Aim:
Transcribe the records below exactly.

Records shown:
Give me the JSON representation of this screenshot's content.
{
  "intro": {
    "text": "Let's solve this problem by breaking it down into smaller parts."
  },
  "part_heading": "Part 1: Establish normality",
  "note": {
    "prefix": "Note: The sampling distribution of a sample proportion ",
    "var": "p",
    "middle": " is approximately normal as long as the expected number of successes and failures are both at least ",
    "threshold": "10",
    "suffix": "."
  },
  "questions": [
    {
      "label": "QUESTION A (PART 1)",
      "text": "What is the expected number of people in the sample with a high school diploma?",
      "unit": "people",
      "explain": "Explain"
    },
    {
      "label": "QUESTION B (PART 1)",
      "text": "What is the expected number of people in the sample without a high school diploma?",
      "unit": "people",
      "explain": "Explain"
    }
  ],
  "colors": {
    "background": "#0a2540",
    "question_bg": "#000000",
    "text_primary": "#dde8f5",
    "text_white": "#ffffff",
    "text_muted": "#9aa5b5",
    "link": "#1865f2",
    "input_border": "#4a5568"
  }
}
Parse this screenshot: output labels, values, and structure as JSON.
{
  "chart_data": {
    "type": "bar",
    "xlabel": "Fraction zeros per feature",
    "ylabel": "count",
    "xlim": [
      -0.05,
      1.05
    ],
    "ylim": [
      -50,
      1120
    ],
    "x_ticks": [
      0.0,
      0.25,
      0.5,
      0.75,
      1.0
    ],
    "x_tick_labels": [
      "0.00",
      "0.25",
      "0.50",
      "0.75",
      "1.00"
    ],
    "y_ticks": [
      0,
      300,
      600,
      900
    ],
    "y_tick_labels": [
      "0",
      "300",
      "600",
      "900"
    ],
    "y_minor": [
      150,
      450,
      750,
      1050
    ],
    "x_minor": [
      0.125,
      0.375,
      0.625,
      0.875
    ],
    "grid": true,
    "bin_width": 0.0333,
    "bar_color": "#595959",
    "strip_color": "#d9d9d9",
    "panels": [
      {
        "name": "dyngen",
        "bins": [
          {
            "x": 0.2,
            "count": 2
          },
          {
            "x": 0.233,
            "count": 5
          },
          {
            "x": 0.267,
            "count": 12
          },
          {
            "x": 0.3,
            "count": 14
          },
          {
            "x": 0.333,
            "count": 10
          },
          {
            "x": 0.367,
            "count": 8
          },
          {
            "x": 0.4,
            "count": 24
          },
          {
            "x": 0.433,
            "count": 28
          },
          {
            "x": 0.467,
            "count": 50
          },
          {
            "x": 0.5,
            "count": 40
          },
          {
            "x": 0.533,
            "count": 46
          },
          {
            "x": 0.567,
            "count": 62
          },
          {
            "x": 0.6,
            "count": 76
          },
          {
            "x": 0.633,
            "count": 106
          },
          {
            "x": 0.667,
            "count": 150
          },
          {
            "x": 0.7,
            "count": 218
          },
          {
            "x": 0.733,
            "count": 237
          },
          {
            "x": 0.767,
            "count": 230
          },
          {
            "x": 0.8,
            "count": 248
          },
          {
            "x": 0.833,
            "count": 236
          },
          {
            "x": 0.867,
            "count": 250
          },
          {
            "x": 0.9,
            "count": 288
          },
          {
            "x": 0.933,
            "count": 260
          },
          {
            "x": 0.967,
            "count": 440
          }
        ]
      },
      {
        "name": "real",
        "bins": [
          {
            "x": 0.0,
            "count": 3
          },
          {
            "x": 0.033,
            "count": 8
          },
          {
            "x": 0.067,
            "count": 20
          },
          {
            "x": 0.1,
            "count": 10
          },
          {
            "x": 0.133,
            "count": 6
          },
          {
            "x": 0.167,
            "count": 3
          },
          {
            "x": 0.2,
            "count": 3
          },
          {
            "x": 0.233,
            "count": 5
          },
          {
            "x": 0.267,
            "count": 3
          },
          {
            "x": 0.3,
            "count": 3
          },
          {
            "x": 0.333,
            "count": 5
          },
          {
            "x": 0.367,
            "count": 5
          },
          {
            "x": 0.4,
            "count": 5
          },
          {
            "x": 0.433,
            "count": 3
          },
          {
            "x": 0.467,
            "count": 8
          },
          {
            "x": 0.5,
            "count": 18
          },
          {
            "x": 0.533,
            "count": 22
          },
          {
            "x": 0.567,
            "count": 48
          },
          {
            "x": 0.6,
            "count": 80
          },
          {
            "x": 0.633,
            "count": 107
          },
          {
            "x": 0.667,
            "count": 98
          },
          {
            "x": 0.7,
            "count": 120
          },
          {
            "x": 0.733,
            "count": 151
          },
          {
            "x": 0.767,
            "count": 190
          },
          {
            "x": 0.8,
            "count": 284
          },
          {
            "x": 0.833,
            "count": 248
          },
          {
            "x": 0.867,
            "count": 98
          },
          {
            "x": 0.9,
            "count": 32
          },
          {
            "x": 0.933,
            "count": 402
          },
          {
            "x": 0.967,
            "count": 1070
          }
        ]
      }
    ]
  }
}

Output for this exercise:
Give me the JSON representation of this screenshot's content.
{
  "intro": {
    "text": "Let's solve this problem by breaking it down into smaller parts."
  },
  "part_heading": "Part 1: Establish normality",
  "note": {
    "prefix": "Note: The sampling distribution of a sample proportion ",
    "var": "p",
    "middle": " is approximately normal as long as the expected number of successes and failures are both at least ",
    "threshold": "10",
    "suffix": "."
  },
  "questions": [
    {
      "label": "QUESTION A (PART 1)",
      "text": "What is the expected number of people in the sample with a high school diploma?",
      "unit": "people",
      "explain": "Explain"
    },
    {
      "label": "QUESTION B (PART 1)",
      "text": "What is the expected number of people in the sample without a high school diploma?",
      "unit": "people",
      "explain": "Explain"
    }
  ],
  "colors": {
    "background": "#0a2540",
    "question_bg": "#000000",
    "text_primary": "#dde8f5",
    "text_white": "#ffffff",
    "text_muted": "#9aa5b5",
    "link": "#1865f2",
    "input_border": "#4a5568"
  }
}
Parse this screenshot: output labels, values, and structure as JSON.
{
  "chart_data": {
    "type": "bar",
    "xlabel": "Fraction zeros per feature",
    "ylabel": "count",
    "xlim": [
      -0.05,
      1.05
    ],
    "ylim": [
      -50,
      1120
    ],
    "x_ticks": [
      0.0,
      0.25,
      0.5,
      0.75,
      1.0
    ],
    "x_tick_labels": [
      "0.00",
      "0.25",
      "0.50",
      "0.75",
      "1.00"
    ],
    "y_ticks": [
      0,
      300,
      600,
      900
    ],
    "y_tick_labels": [
      "0",
      "300",
      "600",
      "900"
    ],
    "y_minor": [
      150,
      450,
      750,
      1050
    ],
    "x_minor": [
      0.125,
      0.375,
      0.625,
      0.875
    ],
    "grid": true,
    "bin_width": 0.0333,
    "bar_color": "#595959",
    "strip_color": "#d9d9d9",
    "panels": [
      {
        "name": "dyngen",
        "bins": [
          {
            "x": 0.2,
            "count": 2
          },
          {
            "x": 0.233,
            "count": 5
          },
          {
            "x": 0.267,
            "count": 12
          },
          {
            "x": 0.3,
            "count": 14
          },
          {
            "x": 0.333,
            "count": 10
          },
          {
            "x": 0.367,
            "count": 8
          },
          {
            "x": 0.4,
            "count": 24
          },
          {
            "x": 0.433,
            "count": 28
          },
          {
            "x": 0.467,
            "count": 50
          },
          {
            "x": 0.5,
            "count": 40
          },
          {
            "x": 0.533,
            "count": 46
          },
          {
            "x": 0.567,
            "count": 62
          },
          {
            "x": 0.6,
            "count": 76
          },
          {
            "x": 0.633,
            "count": 106
          },
          {
            "x": 0.667,
            "count": 150
          },
          {
            "x": 0.7,
            "count": 218
          },
          {
            "x": 0.733,
            "count": 237
          },
          {
            "x": 0.767,
            "count": 230
          },
          {
            "x": 0.8,
            "count": 248
          },
          {
            "x": 0.833,
            "count": 236
          },
          {
            "x": 0.867,
            "count": 250
          },
          {
            "x": 0.9,
            "count": 288
          },
          {
            "x": 0.933,
            "count": 260
          },
          {
            "x": 0.967,
            "count": 440
          }
        ]
      },
      {
        "name": "real",
        "bins": [
          {
            "x": 0.0,
            "count": 3
          },
          {
            "x": 0.033,
            "count": 8
          },
          {
            "x": 0.067,
            "count": 20
          },
          {
            "x": 0.1,
            "count": 10
          },
          {
            "x": 0.133,
            "count": 6
          },
          {
            "x": 0.167,
            "count": 3
          },
          {
            "x": 0.2,
            "count": 3
          },
          {
            "x": 0.233,
            "count": 5
          },
          {
            "x": 0.267,
            "count": 3
          },
          {
            "x": 0.3,
            "count": 3
          },
          {
            "x": 0.333,
            "count": 5
          },
          {
            "x": 0.367,
            "count": 5
          },
          {
            "x": 0.4,
            "count": 5
          },
          {
            "x": 0.433,
            "count": 3
          },
          {
            "x": 0.467,
            "count": 8
          },
          {
            "x": 0.5,
            "count": 18
          },
          {
            "x": 0.533,
            "count": 22
          },
          {
            "x": 0.567,
            "count": 48
          },
          {
            "x": 0.6,
            "count": 80
          },
          {
            "x": 0.633,
            "count": 107
          },
          {
            "x": 0.667,
            "count": 98
          },
          {
            "x": 0.7,
            "count": 120
          },
          {
            "x": 0.733,
            "count": 151
          },
          {
            "x": 0.767,
            "count": 190
          },
          {
            "x": 0.8,
            "count": 284
          },
          {
            "x": 0.833,
            "count": 248
          },
          {
            "x": 0.867,
            "count": 98
          },
          {
            "x": 0.9,
            "count": 32
          },
          {
            "x": 0.933,
            "count": 402
          },
          {
            "x": 0.967,
            "count": 1070
          }
        ]
      }
    ]
  }
}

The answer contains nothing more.